→ **Work to complete**:
All of the entries must be reproduced exactly, with no images carried over.

Dataset items
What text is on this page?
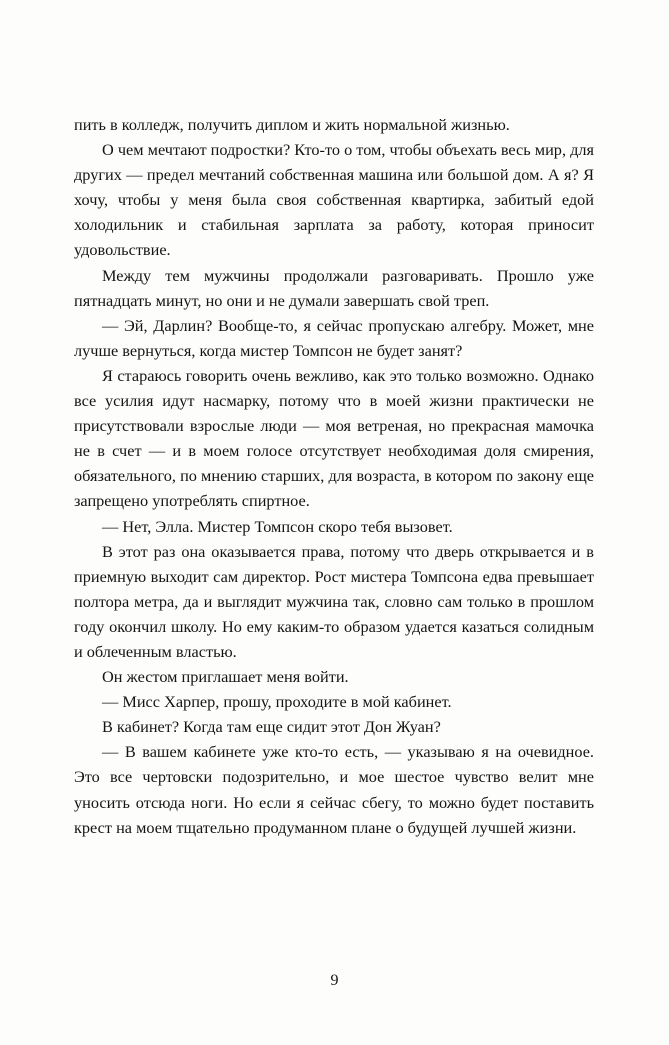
пить в колледж, получить диплом и жить нормальной жизнью.

О чем мечтают подростки? Кто-то о том, чтобы объехать весь мир, для других — предел мечтаний собственная машина или большой дом. А я? Я хочу, чтобы у меня была своя собственная квартирка, забитый едой холодильник и стабильная зарплата за работу, которая приносит удовольствие.

Между тем мужчины продолжали разговаривать. Прошло уже пятнадцать минут, но они и не думали завершать свой треп.

— Эй, Дарлин? Вообще-то, я сейчас пропускаю алгебру. Может, мне лучше вернуться, когда мистер Томпсон не будет занят?

Я стараюсь говорить очень вежливо, как это только возможно. Однако все усилия идут насмарку, потому что в моей жизни практически не присутствовали взрослые люди — моя ветреная, но прекрасная мамочка не в счет — и в моем голосе отсутствует необходимая доля смирения, обязательного, по мнению старших, для возраста, в котором по закону еще запрещено употреблять спиртное.

— Нет, Элла. Мистер Томпсон скоро тебя вызовет.

В этот раз она оказывается права, потому что дверь открывается и в приемную выходит сам директор. Рост мистера Томпсона едва превышает полтора метра, да и выглядит мужчина так, словно сам только в прошлом году окончил школу. Но ему каким-то образом удается казаться солидным и облеченным властью.

Он жестом приглашает меня войти.

— Мисс Харпер, прошу, проходите в мой кабинет.

В кабинет? Когда там еще сидит этот Дон Жуан?

— В вашем кабинете уже кто-то есть, — указываю я на очевидное. Это все чертовски подозрительно, и мое шестое чувство велит мне уносить отсюда ноги. Но если я сейчас сбегу, то можно будет поставить крест на моем тщательно продуманном плане о будущей лучшей жизни.

9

→ **Result below**:
What text is on this page?
пить в колледж, получить диплом и жить нормальной жизнью.

О чем мечтают подростки? Кто-то о том, чтобы объехать весь мир, для других — предел мечтаний собственная машина или большой дом. А я? Я хочу, чтобы у меня была своя собственная квартирка, забитый едой холодильник и стабильная зарплата за работу, которая приносит удовольствие.

Между тем мужчины продолжали разговаривать. Прошло уже пятнадцать минут, но они и не думали завершать свой треп.

— Эй, Дарлин? Вообще-то, я сейчас пропускаю алгебру. Может, мне лучше вернуться, когда мистер Томпсон не будет занят?

Я стараюсь говорить очень вежливо, как это только возможно. Однако все усилия идут насмарку, потому что в моей жизни практически не присутствовали взрослые люди — моя ветреная, но прекрасная мамочка не в счет — и в моем голосе отсутствует необходимая доля смирения, обязательного, по мнению старших, для возраста, в котором по закону еще запрещено употреблять спиртное.

— Нет, Элла. Мистер Томпсон скоро тебя вызовет.

В этот раз она оказывается права, потому что дверь открывается и в приемную выходит сам директор. Рост мистера Томпсона едва превышает полтора метра, да и выглядит мужчина так, словно сам только в прошлом году окончил школу. Но ему каким-то образом удается казаться солидным и облеченным властью.

Он жестом приглашает меня войти.

— Мисс Харпер, прошу, проходите в мой кабинет.

В кабинет? Когда там еще сидит этот Дон Жуан?

— В вашем кабинете уже кто-то есть, — указываю я на очевидное. Это все чертовски подозрительно, и мое шестое чувство велит мне уносить отсюда ноги. Но если я сейчас сбегу, то можно будет поставить крест на моем тщательно продуманном плане о будущей лучшей жизни.

9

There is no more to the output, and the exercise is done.